[Rows from a dataset]
· · · · ·

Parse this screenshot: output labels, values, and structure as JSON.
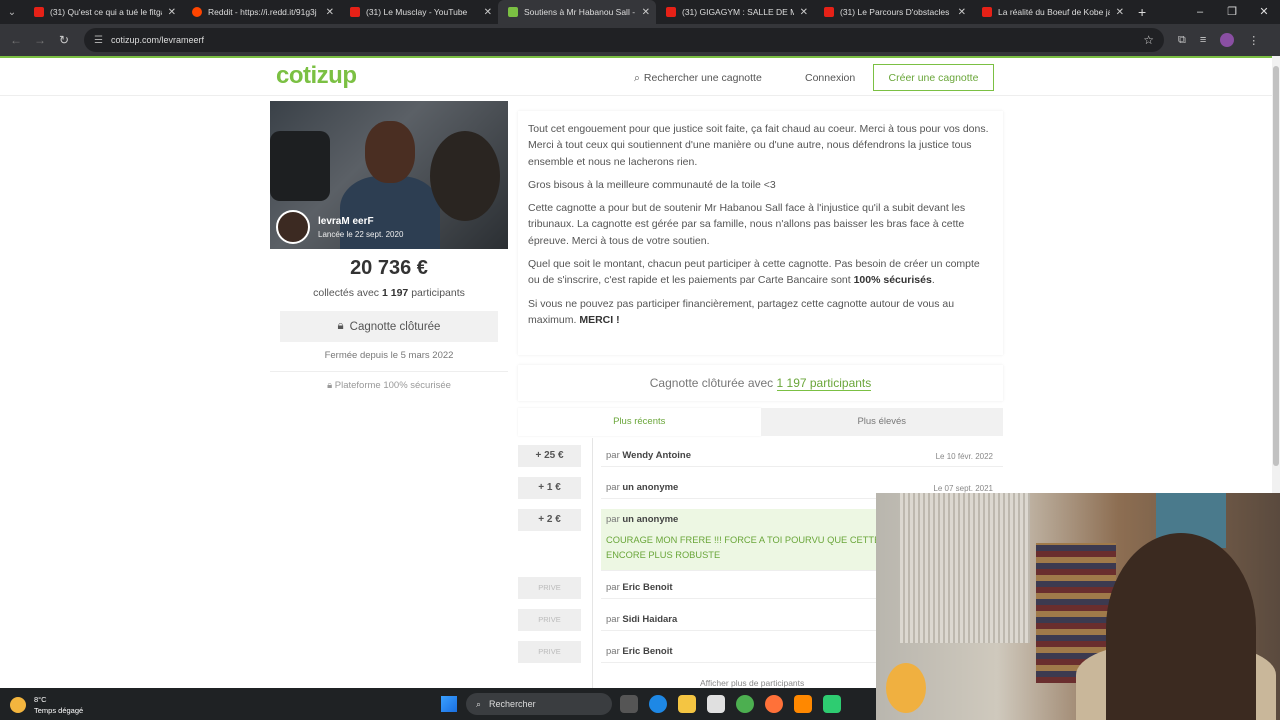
{
  "browser": {
    "tabs": [
      {
        "title": "(31) Qu'est ce qui a tué le fitgam",
        "icon": "youtube-icon"
      },
      {
        "title": "Reddit - https://i.redd.it/91g3j",
        "icon": "reddit-icon"
      },
      {
        "title": "(31) Le Musclay - YouTube",
        "icon": "youtube-icon"
      },
      {
        "title": "Soutiens à Mr Habanou Sall - ",
        "icon": "cotizup-icon",
        "active": true
      },
      {
        "title": "(31) GIGAGYM : SALLE DE MUS",
        "icon": "youtube-icon"
      },
      {
        "title": "(31) Le Parcours D'obstacles Le",
        "icon": "youtube-icon"
      },
      {
        "title": "La réalité du Boeuf de Kobe jap",
        "icon": "youtube-icon"
      }
    ],
    "url": "cotizup.com/levrameerf"
  },
  "header": {
    "logo": "cotizup",
    "search_label": "Rechercher une cagnotte",
    "login_label": "Connexion",
    "create_label": "Créer une cagnotte"
  },
  "campaign": {
    "creator": "levraM eerF",
    "launched": "Lancée le 22 sept. 2020",
    "amount": "20 736 €",
    "collected_prefix": "collectés avec",
    "participants_count": "1 197",
    "participants_word": "participants",
    "closed_button": "Cagnotte clôturée",
    "closed_since": "Fermée depuis le 5 mars 2022",
    "secure_note": "Plateforme 100% sécurisée"
  },
  "description": {
    "p1": "Tout cet engouement pour que justice soit faite, ça fait chaud au coeur. Merci à tous pour vos dons. Merci à tout ceux qui soutiennent d'une manière ou d'une autre, nous défendrons la justice tous ensemble et nous ne lacherons rien.",
    "p2": "Gros bisous à la meilleure communauté de la toile <3",
    "p3": "Cette cagnotte a pour but de soutenir Mr Habanou Sall face à l'injustice qu'il a subit devant les tribunaux. La cagnotte est gérée par sa famille, nous n'allons pas baisser les bras face à cette épreuve. Merci à tous de votre soutien.",
    "p4_start": "Quel que soit le montant, chacun peut participer à cette cagnotte. Pas besoin de créer un compte ou de s'inscrire, c'est rapide et les paiements par Carte Bancaire sont ",
    "p4_bold": "100% sécurisés",
    "p4_end": ".",
    "p5_start": "Si vous ne pouvez pas participer financièrement, partagez cette cagnotte autour de vous au maximum. ",
    "p5_bold": "MERCI !"
  },
  "participants": {
    "closed_with": "Cagnotte clôturée avec",
    "count_label": "1 197 participants",
    "tab_recent": "Plus récents",
    "tab_highest": "Plus élevés",
    "by": "par",
    "donations": [
      {
        "amount": "+ 25 €",
        "name": "Wendy Antoine",
        "date": "Le 10 févr. 2022"
      },
      {
        "amount": "+ 1 €",
        "name": "un anonyme",
        "date": "Le 07 sept. 2021"
      },
      {
        "amount": "+ 2 €",
        "name": "un anonyme",
        "message": "COURAGE MON FRERE !!! FORCE A TOI POURVU QUE CETTE ENCORE PLUS ROBUSTE"
      },
      {
        "amount": "PRIVE",
        "name": "Eric Benoit"
      },
      {
        "amount": "PRIVE",
        "name": "Sidi Haidara"
      },
      {
        "amount": "PRIVE",
        "name": "Eric Benoit"
      }
    ],
    "show_more": "Afficher plus de participants"
  },
  "taskbar": {
    "temp": "8°C",
    "weather": "Temps dégagé",
    "search": "Rechercher"
  }
}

· · · · ·

Directions
Pull every line containing "date" from the material above.

Solution for this task
        "date": "Le 10 févr. 2022"
        "date": "Le 07 sept. 2021"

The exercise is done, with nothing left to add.